§ **Input rows**
....
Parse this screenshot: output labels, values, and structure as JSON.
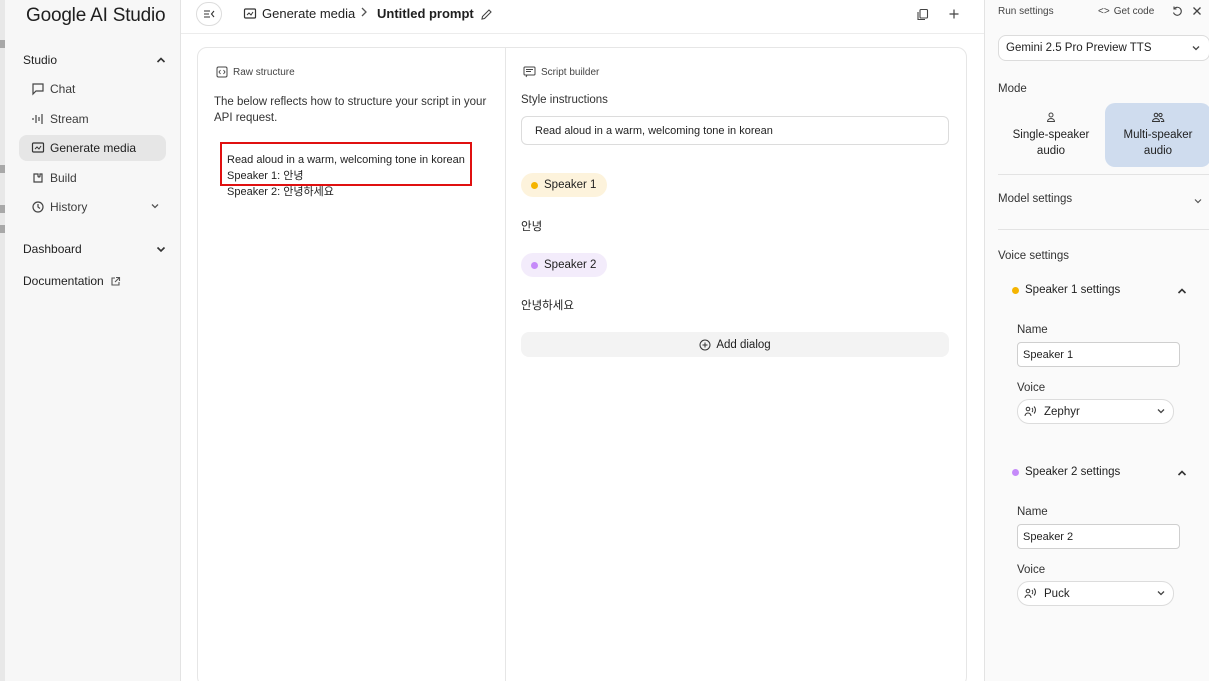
{
  "app": {
    "logo": "Google AI Studio"
  },
  "sidebar": {
    "studio_label": "Studio",
    "items": [
      {
        "label": "Chat",
        "icon": "chat-icon"
      },
      {
        "label": "Stream",
        "icon": "stream-icon"
      },
      {
        "label": "Generate media",
        "icon": "media-icon",
        "active": true
      },
      {
        "label": "Build",
        "icon": "build-icon"
      },
      {
        "label": "History",
        "icon": "history-icon"
      }
    ],
    "dashboard_label": "Dashboard",
    "documentation_label": "Documentation"
  },
  "topbar": {
    "breadcrumb": "Generate media",
    "title": "Untitled prompt"
  },
  "raw": {
    "header": "Raw structure",
    "description": "The below reflects how to structure your script in your API request.",
    "line1": "Read aloud in a warm, welcoming tone in korean",
    "line2": "Speaker 1: 안녕",
    "line3": "Speaker 2: 안녕하세요"
  },
  "script": {
    "header": "Script builder",
    "style_label": "Style instructions",
    "style_value": "Read aloud in a warm, welcoming tone in korean",
    "speaker1": {
      "label": "Speaker 1",
      "text": "안녕",
      "color": "#f5b400"
    },
    "speaker2": {
      "label": "Speaker 2",
      "text": "안녕하세요",
      "color": "#c58af9"
    },
    "add_dialog": "Add dialog"
  },
  "run": {
    "title": "Run settings",
    "get_code": "Get code",
    "model": "Gemini 2.5 Pro Preview TTS",
    "mode_label": "Mode",
    "mode_single_1": "Single-speaker",
    "mode_single_2": "audio",
    "mode_multi_1": "Multi-speaker",
    "mode_multi_2": "audio",
    "model_settings": "Model settings",
    "voice_settings": "Voice settings",
    "s1": {
      "title": "Speaker 1 settings",
      "name_label": "Name",
      "name_value": "Speaker 1",
      "voice_label": "Voice",
      "voice_value": "Zephyr"
    },
    "s2": {
      "title": "Speaker 2 settings",
      "name_label": "Name",
      "name_value": "Speaker 2",
      "voice_label": "Voice",
      "voice_value": "Puck"
    }
  }
}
....
§ **Given task**
Return all the entries word for word, but omit any pictures they contain.

§ **Solution**
Parse this screenshot: output labels, values, and structure as JSON.
{
  "app": {
    "logo": "Google AI Studio"
  },
  "sidebar": {
    "studio_label": "Studio",
    "items": [
      {
        "label": "Chat",
        "icon": "chat-icon"
      },
      {
        "label": "Stream",
        "icon": "stream-icon"
      },
      {
        "label": "Generate media",
        "icon": "media-icon",
        "active": true
      },
      {
        "label": "Build",
        "icon": "build-icon"
      },
      {
        "label": "History",
        "icon": "history-icon"
      }
    ],
    "dashboard_label": "Dashboard",
    "documentation_label": "Documentation"
  },
  "topbar": {
    "breadcrumb": "Generate media",
    "title": "Untitled prompt"
  },
  "raw": {
    "header": "Raw structure",
    "description": "The below reflects how to structure your script in your API request.",
    "line1": "Read aloud in a warm, welcoming tone in korean",
    "line2": "Speaker 1: 안녕",
    "line3": "Speaker 2: 안녕하세요"
  },
  "script": {
    "header": "Script builder",
    "style_label": "Style instructions",
    "style_value": "Read aloud in a warm, welcoming tone in korean",
    "speaker1": {
      "label": "Speaker 1",
      "text": "안녕",
      "color": "#f5b400"
    },
    "speaker2": {
      "label": "Speaker 2",
      "text": "안녕하세요",
      "color": "#c58af9"
    },
    "add_dialog": "Add dialog"
  },
  "run": {
    "title": "Run settings",
    "get_code": "Get code",
    "model": "Gemini 2.5 Pro Preview TTS",
    "mode_label": "Mode",
    "mode_single_1": "Single-speaker",
    "mode_single_2": "audio",
    "mode_multi_1": "Multi-speaker",
    "mode_multi_2": "audio",
    "model_settings": "Model settings",
    "voice_settings": "Voice settings",
    "s1": {
      "title": "Speaker 1 settings",
      "name_label": "Name",
      "name_value": "Speaker 1",
      "voice_label": "Voice",
      "voice_value": "Zephyr"
    },
    "s2": {
      "title": "Speaker 2 settings",
      "name_label": "Name",
      "name_value": "Speaker 2",
      "voice_label": "Voice",
      "voice_value": "Puck"
    }
  }
}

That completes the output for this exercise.